Dataset excerpt:
════════

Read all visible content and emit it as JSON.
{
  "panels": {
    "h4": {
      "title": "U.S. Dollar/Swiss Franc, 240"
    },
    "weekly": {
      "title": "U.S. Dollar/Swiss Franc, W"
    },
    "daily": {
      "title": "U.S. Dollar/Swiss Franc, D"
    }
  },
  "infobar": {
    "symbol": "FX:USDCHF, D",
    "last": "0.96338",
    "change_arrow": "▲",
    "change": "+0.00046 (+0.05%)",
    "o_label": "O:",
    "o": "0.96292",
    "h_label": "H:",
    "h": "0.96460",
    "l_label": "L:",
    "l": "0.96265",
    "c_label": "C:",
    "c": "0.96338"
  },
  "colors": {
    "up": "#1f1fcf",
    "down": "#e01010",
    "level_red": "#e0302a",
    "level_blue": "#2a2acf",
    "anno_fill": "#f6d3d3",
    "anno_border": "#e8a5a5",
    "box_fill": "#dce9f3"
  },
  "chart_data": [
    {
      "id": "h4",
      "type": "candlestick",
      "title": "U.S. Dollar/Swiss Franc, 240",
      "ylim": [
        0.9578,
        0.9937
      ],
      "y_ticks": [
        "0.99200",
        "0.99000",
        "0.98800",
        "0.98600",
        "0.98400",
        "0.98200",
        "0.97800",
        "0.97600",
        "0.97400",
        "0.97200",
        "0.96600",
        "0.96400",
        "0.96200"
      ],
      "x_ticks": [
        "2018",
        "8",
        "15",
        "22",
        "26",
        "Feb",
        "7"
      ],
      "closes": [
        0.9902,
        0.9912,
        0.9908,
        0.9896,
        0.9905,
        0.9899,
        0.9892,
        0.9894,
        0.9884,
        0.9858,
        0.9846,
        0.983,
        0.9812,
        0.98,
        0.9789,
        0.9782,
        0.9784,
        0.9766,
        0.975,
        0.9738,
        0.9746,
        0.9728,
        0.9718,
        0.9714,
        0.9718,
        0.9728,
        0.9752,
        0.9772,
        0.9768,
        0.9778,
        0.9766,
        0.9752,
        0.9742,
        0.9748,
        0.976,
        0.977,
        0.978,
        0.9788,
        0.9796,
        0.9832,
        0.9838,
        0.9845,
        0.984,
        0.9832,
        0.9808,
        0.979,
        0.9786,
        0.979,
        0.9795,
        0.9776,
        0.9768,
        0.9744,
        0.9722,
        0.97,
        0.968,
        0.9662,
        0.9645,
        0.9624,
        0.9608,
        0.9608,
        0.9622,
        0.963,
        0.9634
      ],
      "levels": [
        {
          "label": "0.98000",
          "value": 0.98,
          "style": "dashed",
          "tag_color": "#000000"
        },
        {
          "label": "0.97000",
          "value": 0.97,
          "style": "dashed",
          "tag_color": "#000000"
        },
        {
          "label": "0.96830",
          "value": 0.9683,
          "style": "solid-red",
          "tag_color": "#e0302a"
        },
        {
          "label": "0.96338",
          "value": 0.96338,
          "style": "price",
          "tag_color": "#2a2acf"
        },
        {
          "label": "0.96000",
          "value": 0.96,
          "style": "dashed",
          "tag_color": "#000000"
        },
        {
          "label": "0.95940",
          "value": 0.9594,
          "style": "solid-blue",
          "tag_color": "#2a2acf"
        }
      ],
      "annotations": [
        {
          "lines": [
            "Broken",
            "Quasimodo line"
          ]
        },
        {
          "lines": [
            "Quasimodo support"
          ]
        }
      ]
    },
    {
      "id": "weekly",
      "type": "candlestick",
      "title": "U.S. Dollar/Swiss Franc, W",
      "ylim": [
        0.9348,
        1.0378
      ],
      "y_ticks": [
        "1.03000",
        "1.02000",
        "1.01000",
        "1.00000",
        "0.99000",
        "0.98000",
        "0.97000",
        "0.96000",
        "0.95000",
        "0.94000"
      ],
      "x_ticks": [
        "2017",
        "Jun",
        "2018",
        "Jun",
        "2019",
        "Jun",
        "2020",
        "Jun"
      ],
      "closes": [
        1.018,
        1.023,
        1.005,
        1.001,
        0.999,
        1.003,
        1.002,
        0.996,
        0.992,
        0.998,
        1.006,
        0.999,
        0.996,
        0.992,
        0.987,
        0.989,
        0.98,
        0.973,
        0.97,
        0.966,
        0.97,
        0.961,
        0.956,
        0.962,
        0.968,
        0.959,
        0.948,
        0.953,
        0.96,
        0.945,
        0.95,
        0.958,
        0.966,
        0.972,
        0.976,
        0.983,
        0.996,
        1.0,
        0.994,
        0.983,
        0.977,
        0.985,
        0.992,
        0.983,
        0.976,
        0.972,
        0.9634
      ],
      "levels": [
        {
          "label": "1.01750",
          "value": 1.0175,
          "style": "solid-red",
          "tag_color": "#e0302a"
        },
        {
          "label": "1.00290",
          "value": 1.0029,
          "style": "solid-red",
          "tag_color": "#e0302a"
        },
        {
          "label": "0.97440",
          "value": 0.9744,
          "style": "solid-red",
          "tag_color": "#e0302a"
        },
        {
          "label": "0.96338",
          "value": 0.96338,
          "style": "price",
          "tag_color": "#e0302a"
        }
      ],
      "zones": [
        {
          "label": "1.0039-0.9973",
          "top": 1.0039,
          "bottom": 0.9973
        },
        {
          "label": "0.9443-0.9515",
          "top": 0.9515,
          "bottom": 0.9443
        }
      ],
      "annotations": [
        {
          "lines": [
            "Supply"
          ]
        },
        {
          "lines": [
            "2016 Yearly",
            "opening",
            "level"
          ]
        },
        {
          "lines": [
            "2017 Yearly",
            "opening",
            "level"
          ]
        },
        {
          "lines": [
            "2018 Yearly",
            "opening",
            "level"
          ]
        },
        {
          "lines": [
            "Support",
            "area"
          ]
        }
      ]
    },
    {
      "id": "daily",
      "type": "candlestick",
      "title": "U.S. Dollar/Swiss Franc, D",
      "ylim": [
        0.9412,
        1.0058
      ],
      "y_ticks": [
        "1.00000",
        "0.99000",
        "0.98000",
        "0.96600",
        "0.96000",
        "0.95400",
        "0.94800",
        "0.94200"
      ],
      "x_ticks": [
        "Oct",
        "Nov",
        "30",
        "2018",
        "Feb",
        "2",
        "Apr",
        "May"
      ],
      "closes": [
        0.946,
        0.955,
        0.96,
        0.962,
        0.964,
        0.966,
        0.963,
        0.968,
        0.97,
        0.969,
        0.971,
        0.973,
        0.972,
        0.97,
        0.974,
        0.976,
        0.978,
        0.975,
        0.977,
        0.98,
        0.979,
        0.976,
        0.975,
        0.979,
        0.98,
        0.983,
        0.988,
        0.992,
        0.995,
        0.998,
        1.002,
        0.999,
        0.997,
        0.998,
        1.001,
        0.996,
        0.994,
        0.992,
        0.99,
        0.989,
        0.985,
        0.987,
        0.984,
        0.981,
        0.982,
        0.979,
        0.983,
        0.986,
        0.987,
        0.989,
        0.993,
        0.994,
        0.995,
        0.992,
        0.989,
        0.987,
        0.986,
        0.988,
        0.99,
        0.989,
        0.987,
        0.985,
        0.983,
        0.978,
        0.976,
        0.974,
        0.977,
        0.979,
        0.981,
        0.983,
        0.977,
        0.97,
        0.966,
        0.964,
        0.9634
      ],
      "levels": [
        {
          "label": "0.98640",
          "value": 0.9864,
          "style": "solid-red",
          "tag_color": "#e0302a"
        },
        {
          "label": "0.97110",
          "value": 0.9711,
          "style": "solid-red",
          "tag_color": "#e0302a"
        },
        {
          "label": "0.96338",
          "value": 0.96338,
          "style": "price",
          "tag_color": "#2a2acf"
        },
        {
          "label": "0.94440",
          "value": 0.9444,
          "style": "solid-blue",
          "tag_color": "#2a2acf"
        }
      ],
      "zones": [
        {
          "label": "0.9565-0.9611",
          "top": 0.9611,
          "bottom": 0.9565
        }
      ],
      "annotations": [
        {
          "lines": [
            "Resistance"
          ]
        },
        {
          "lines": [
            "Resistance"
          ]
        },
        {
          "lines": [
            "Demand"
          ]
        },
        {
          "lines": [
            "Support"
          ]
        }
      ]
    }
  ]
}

════════

Written request: Filter the entries above down to the lines containing the word "bottom".

Written solution:
          "bottom": 0.9973
          "bottom": 0.9443
          "bottom": 0.9565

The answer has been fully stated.